• THE PROBLEM: Scan the data for lines with "JSON" and report the count by itself.

• PROVIDED MATERIAL:
# # # # # # #
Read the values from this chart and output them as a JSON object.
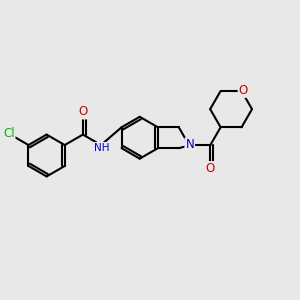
{
  "bg_color": "#e8e8e8",
  "bond_color": "#000000",
  "bond_width": 1.5,
  "atom_colors": {
    "Cl": "#00bb00",
    "O": "#cc0000",
    "N": "#0000cc",
    "NH": "#0000cc"
  },
  "font_size": 8.5,
  "fig_size": [
    3.0,
    3.0
  ],
  "dpi": 100
}
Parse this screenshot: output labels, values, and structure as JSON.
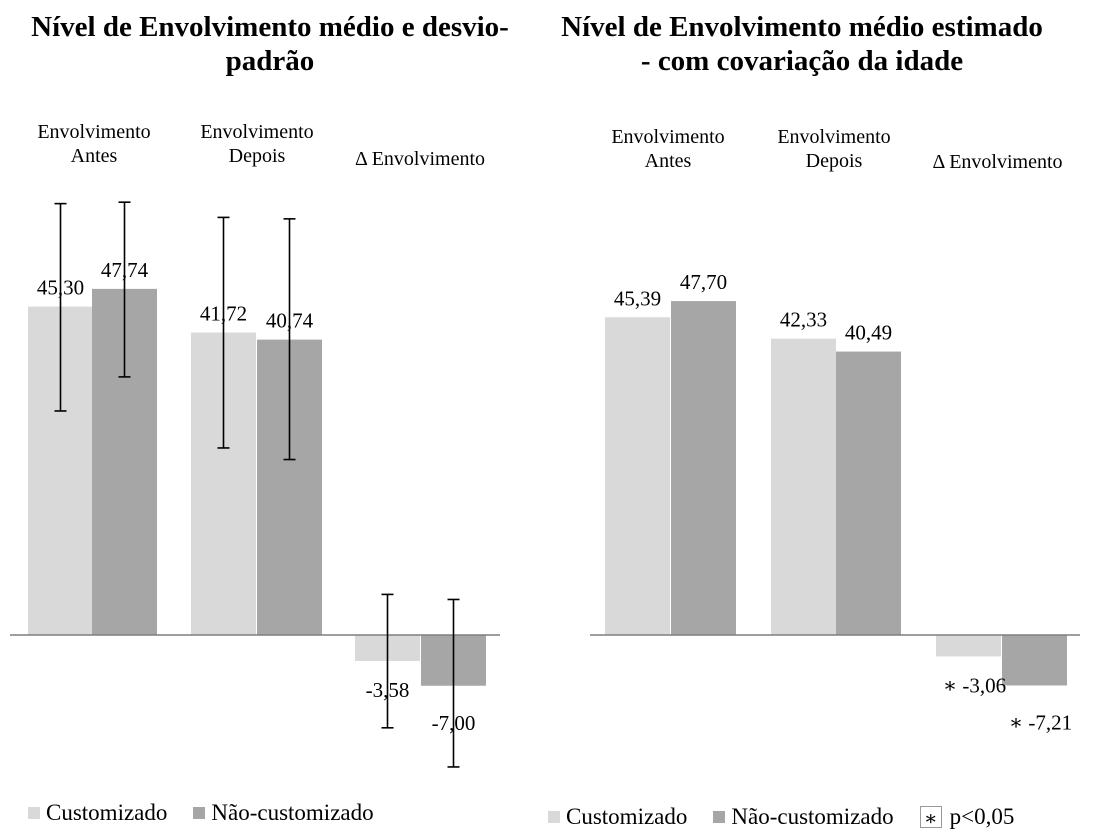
{
  "colors": {
    "customizado": "#d9d9d9",
    "nao_customizado": "#a6a6a6",
    "axis": "#7f7f7f",
    "error_bar": "#000000"
  },
  "chart_data": [
    {
      "type": "bar",
      "title": "Nível de Envolvimento médio e desvio-padrão",
      "categories": [
        "Envolvimento Antes",
        "Envolvimento Depois",
        "Δ Envolvimento"
      ],
      "series": [
        {
          "name": "Customizado",
          "values": [
            45.3,
            41.72,
            -3.58
          ],
          "labels": [
            "45,30",
            "41,72",
            "-3,58"
          ]
        },
        {
          "name": "Não-customizado",
          "values": [
            47.74,
            40.74,
            -7.0
          ],
          "labels": [
            "47,74",
            "40,74",
            "-7,00"
          ]
        }
      ],
      "error_bars": {
        "Customizado": [
          [
            59.5,
            30.9
          ],
          [
            57.6,
            25.8
          ],
          [
            5.6,
            -12.8
          ]
        ],
        "Não-customizado": [
          [
            59.7,
            35.6
          ],
          [
            57.4,
            24.2
          ],
          [
            4.9,
            -18.2
          ]
        ]
      },
      "significance": [
        [
          false,
          false,
          false
        ],
        [
          false,
          false,
          false
        ]
      ],
      "ylim": [
        -21,
        65
      ],
      "legend": {
        "position": "bottom-left",
        "entries": [
          "Customizado",
          "Não-customizado"
        ]
      }
    },
    {
      "type": "bar",
      "title": "Nível de Envolvimento médio estimado - com covariação da idade",
      "categories": [
        "Envolvimento Antes",
        "Envolvimento Depois",
        "Δ Envolvimento"
      ],
      "series": [
        {
          "name": "Customizado",
          "values": [
            45.39,
            42.33,
            -3.06
          ],
          "labels": [
            "45,39",
            "42,33",
            "-3,06"
          ]
        },
        {
          "name": "Não-customizado",
          "values": [
            47.7,
            40.49,
            -7.21
          ],
          "labels": [
            "47,70",
            "40,49",
            "-7,21"
          ]
        }
      ],
      "significance": [
        [
          false,
          false,
          true
        ],
        [
          false,
          false,
          true
        ]
      ],
      "significance_symbol": "∗",
      "ylim": [
        -21,
        65
      ],
      "legend": {
        "position": "bottom-left",
        "entries": [
          "Customizado",
          "Não-customizado",
          "p<0,05"
        ]
      }
    }
  ]
}
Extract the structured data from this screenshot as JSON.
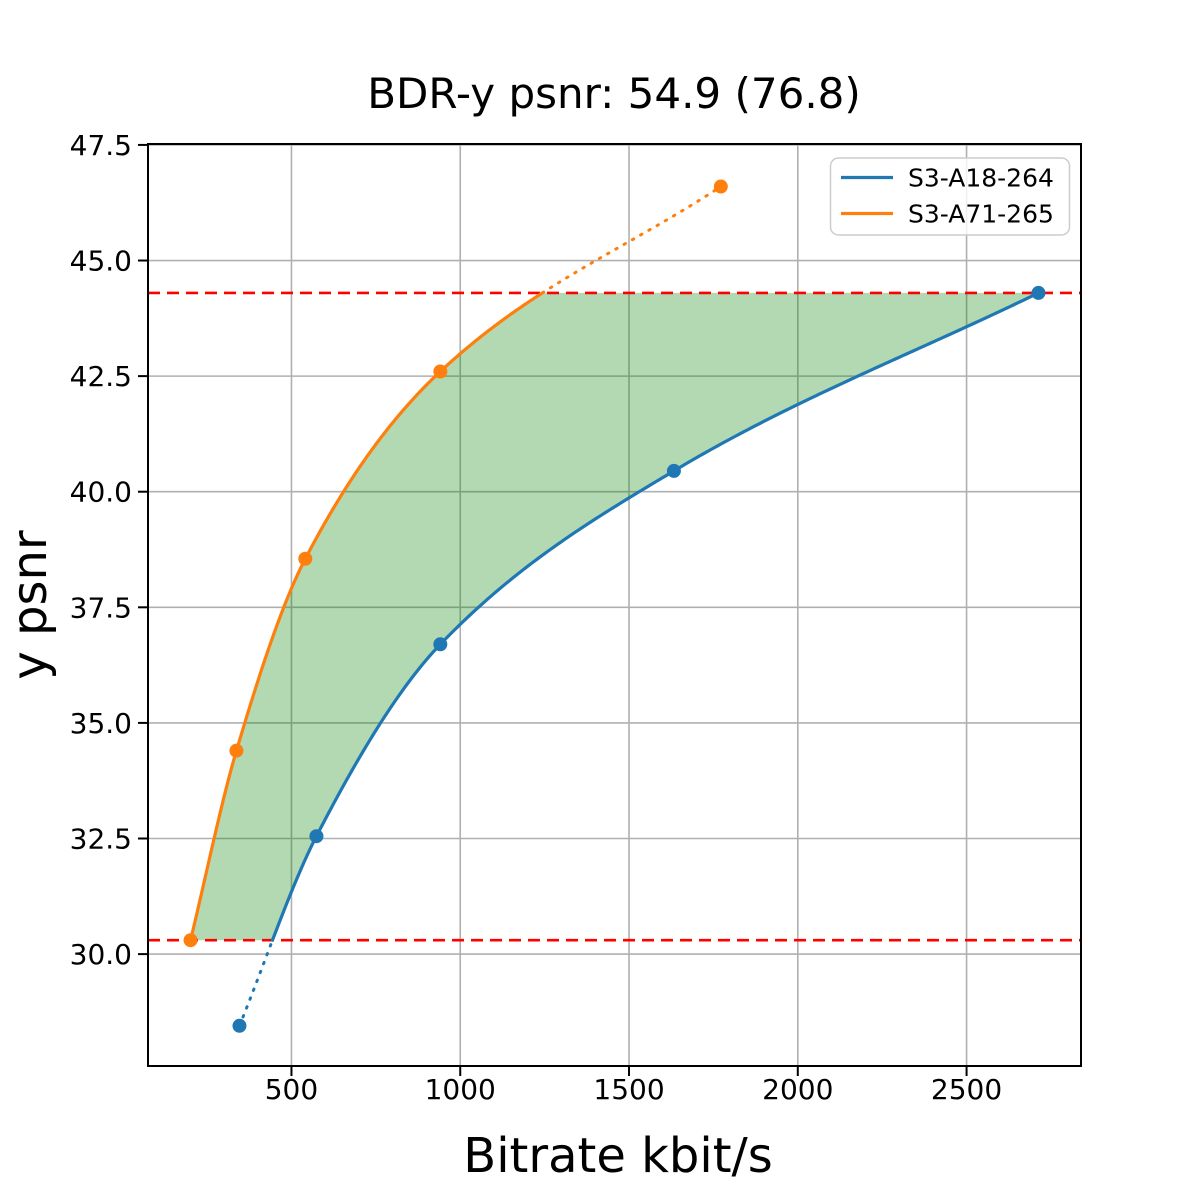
{
  "chart_data": {
    "type": "line",
    "title": "BDR-y psnr: 54.9 (76.8)",
    "xlabel": "Bitrate kbit/s",
    "ylabel": "y psnr",
    "xlim": [
      75,
      2839
    ],
    "ylim": [
      27.58,
      47.52
    ],
    "grid": true,
    "grid_color": "#b0b0b0",
    "background_color": "#ffffff",
    "legend_position": "upper right",
    "xticks": {
      "values": [
        500,
        1000,
        1500,
        2000,
        2500
      ],
      "labels": [
        "500",
        "1000",
        "1500",
        "2000",
        "2500"
      ]
    },
    "yticks": {
      "values": [
        30.0,
        32.5,
        35.0,
        37.5,
        40.0,
        42.5,
        45.0,
        47.5
      ],
      "labels": [
        "30.0",
        "32.5",
        "35.0",
        "37.5",
        "40.0",
        "42.5",
        "45.0",
        "47.5"
      ]
    },
    "series": [
      {
        "name": "S3-A18-264",
        "color": "#1f77b4",
        "x": [
          346,
          574,
          941,
          1633,
          2713
        ],
        "y": [
          28.45,
          32.55,
          36.7,
          40.45,
          44.3
        ],
        "extrapolated": "below"
      },
      {
        "name": "S3-A71-265",
        "color": "#ff7f0e",
        "x": [
          201,
          337,
          541,
          941,
          1772
        ],
        "y": [
          30.3,
          34.4,
          38.55,
          42.6,
          46.6
        ],
        "extrapolated": "above"
      }
    ],
    "hlines": [
      {
        "y": 44.3,
        "color": "#ff0000",
        "style": "dashed"
      },
      {
        "y": 30.3,
        "color": "#ff0000",
        "style": "dashed"
      }
    ],
    "shaded_region": {
      "between": "series curves from psnr 30.3 to 44.3",
      "color": "#008000",
      "opacity": 0.3
    }
  }
}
# # # # # # #
• ANSWER FOR THE TASK: 3